Records about charts and figures
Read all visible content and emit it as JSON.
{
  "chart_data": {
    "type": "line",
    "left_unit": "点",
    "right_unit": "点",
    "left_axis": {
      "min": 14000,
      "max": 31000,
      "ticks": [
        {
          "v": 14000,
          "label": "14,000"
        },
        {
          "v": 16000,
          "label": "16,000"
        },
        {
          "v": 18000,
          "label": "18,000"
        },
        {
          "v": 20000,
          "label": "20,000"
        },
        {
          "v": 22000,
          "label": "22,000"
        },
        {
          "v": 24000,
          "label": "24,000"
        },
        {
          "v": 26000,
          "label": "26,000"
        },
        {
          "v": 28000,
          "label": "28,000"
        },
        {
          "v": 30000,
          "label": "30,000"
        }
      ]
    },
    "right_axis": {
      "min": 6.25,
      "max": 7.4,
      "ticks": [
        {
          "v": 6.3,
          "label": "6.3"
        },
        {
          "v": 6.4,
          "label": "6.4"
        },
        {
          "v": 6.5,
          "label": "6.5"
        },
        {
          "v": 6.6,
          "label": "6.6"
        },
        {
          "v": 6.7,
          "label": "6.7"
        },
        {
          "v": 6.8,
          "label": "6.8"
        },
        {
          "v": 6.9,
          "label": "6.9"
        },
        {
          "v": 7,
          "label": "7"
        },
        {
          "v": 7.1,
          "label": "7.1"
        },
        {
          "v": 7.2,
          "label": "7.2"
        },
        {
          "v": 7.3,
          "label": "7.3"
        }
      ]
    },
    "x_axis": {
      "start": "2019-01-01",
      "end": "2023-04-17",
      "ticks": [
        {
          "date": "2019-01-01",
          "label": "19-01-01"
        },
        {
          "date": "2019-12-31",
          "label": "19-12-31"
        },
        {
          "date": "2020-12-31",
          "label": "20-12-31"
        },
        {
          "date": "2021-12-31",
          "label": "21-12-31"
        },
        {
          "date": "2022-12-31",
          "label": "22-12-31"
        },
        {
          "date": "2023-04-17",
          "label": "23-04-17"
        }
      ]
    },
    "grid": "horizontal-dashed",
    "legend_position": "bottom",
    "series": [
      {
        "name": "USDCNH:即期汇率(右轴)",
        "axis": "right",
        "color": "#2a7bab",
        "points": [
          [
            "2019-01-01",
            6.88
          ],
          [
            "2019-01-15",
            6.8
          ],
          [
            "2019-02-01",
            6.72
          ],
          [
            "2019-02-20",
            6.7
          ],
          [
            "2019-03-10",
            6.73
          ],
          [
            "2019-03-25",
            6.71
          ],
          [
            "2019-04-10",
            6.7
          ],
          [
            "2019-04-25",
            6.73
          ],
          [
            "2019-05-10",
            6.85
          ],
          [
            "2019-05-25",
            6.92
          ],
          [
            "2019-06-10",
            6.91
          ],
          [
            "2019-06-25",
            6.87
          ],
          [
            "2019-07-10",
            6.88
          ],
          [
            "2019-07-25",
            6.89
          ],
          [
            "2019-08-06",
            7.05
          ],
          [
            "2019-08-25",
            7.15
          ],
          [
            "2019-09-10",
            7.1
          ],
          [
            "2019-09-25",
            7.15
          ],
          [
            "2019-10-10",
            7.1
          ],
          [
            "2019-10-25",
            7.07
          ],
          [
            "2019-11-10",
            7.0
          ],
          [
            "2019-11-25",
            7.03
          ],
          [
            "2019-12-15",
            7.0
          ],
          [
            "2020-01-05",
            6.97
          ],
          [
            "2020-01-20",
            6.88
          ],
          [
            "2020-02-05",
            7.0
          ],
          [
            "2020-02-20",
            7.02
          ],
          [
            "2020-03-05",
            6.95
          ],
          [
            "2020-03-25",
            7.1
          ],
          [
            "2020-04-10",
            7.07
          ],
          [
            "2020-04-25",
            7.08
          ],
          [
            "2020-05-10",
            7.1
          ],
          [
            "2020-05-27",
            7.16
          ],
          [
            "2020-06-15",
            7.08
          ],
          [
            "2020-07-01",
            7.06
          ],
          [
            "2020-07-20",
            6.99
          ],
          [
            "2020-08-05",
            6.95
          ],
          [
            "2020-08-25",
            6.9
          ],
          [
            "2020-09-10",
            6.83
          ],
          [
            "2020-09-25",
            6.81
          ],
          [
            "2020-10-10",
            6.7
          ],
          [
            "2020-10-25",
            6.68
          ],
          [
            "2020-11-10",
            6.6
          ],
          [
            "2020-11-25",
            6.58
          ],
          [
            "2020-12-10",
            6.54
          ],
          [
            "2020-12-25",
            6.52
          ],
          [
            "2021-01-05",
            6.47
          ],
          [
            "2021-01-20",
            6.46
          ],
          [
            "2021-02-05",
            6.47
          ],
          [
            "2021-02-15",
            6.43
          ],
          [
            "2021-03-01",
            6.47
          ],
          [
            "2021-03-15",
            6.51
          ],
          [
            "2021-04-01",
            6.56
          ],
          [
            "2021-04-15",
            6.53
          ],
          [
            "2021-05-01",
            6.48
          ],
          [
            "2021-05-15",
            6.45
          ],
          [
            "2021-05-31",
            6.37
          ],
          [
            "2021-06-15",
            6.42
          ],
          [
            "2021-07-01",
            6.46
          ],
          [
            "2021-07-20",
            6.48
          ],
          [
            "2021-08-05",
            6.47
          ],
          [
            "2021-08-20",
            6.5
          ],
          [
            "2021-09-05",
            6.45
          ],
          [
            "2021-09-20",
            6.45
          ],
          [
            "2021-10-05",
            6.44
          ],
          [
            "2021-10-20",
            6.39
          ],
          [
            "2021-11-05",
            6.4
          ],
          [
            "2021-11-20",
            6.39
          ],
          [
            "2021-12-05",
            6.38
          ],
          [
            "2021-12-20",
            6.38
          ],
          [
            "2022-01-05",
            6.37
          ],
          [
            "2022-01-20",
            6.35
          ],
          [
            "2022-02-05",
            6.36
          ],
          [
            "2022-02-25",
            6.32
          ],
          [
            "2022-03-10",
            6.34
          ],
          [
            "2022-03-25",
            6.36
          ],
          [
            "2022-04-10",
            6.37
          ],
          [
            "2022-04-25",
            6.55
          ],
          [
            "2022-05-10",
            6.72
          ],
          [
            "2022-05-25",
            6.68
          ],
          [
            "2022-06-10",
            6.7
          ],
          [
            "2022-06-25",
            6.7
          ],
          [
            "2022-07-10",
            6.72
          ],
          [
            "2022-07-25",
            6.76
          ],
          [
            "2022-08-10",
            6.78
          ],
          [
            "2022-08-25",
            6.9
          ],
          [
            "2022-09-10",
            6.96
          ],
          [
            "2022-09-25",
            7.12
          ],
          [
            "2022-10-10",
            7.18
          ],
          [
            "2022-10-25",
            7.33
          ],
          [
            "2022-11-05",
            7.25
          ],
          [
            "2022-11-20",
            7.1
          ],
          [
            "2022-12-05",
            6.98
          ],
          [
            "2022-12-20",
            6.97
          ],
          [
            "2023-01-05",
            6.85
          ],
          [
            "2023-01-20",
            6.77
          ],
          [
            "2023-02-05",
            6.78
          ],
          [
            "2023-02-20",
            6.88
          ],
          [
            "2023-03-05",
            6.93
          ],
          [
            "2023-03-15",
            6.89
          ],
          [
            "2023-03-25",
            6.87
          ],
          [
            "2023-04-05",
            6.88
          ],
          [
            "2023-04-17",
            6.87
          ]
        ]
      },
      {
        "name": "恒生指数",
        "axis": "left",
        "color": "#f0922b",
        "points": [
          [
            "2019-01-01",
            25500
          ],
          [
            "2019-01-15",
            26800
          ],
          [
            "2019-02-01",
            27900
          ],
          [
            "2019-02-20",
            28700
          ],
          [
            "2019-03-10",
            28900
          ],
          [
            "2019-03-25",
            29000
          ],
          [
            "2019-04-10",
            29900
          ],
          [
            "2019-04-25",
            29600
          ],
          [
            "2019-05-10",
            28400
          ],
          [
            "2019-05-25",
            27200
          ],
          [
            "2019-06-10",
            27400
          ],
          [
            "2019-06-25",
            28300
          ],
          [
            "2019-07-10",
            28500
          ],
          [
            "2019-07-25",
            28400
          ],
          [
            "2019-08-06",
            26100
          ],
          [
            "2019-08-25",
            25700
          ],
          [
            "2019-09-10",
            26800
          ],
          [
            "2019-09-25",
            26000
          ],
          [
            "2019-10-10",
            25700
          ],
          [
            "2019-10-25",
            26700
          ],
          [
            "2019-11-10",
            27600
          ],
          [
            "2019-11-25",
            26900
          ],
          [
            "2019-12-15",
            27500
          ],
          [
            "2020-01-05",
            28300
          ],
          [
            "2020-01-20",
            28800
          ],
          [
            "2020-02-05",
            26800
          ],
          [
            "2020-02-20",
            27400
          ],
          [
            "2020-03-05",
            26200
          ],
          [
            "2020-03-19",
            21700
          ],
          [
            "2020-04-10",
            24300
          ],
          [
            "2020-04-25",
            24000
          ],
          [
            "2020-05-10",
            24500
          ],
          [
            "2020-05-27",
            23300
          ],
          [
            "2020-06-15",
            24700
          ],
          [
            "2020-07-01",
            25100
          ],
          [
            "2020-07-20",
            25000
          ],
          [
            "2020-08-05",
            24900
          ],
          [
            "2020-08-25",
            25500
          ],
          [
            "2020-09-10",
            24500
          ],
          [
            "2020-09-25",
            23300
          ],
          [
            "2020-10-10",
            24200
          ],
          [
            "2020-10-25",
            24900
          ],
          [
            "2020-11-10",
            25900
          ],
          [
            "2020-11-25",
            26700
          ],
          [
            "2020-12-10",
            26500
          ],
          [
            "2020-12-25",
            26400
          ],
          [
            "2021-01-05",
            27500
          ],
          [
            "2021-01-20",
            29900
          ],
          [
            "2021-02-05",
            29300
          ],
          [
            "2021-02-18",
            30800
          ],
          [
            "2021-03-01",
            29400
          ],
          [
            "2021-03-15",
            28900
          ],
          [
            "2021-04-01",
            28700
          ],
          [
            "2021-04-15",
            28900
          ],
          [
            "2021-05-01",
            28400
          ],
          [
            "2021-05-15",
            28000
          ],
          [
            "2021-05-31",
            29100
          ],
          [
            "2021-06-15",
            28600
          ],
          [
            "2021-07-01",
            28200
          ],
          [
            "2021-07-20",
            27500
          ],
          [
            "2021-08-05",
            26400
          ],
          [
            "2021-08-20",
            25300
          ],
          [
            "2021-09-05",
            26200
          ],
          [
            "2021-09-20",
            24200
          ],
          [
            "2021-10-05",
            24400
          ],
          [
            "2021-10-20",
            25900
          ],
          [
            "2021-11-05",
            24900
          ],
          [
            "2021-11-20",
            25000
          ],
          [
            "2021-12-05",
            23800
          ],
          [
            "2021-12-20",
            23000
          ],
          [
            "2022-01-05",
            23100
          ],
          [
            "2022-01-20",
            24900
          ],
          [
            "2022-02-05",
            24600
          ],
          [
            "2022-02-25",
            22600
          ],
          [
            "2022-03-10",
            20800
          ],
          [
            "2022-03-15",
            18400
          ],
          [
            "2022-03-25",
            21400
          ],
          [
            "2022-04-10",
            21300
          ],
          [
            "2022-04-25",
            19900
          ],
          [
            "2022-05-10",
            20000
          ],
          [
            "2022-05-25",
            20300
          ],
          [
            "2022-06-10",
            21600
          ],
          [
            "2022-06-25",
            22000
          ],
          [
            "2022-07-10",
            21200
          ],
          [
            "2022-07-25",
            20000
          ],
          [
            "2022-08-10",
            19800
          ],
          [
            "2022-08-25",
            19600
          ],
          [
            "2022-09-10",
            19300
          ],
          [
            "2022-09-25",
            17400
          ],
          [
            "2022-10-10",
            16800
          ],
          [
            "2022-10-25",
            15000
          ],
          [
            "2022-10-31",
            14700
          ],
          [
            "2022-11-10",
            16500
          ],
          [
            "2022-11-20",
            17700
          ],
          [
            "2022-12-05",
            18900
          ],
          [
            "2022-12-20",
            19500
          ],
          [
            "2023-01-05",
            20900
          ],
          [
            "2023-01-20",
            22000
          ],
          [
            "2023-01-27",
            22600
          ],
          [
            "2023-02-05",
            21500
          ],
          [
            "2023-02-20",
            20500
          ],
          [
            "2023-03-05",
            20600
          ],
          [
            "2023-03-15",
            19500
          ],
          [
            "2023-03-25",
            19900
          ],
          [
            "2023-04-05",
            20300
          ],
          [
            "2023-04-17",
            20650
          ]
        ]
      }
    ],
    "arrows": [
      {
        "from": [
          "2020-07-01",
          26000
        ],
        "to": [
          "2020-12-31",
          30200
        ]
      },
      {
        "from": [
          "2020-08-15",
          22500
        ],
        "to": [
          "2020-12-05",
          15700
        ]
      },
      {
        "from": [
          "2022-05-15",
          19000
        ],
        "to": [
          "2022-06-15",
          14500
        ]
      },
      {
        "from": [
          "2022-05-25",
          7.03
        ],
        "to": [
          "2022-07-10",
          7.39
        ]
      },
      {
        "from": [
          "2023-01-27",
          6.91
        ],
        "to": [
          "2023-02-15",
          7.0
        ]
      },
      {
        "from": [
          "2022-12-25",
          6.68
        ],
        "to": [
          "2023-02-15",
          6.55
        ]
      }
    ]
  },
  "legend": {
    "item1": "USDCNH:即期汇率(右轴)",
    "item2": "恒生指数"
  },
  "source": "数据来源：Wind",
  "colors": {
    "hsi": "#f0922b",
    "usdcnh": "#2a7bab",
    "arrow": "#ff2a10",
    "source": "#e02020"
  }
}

* Your task *
Extract each line from the entries above that contains the string "date".

* Answer *
          "date": "2019-01-01",
          "date": "2019-12-31",
          "date": "2020-12-31",
          "date": "2021-12-31",
          "date": "2022-12-31",
          "date": "2023-04-17",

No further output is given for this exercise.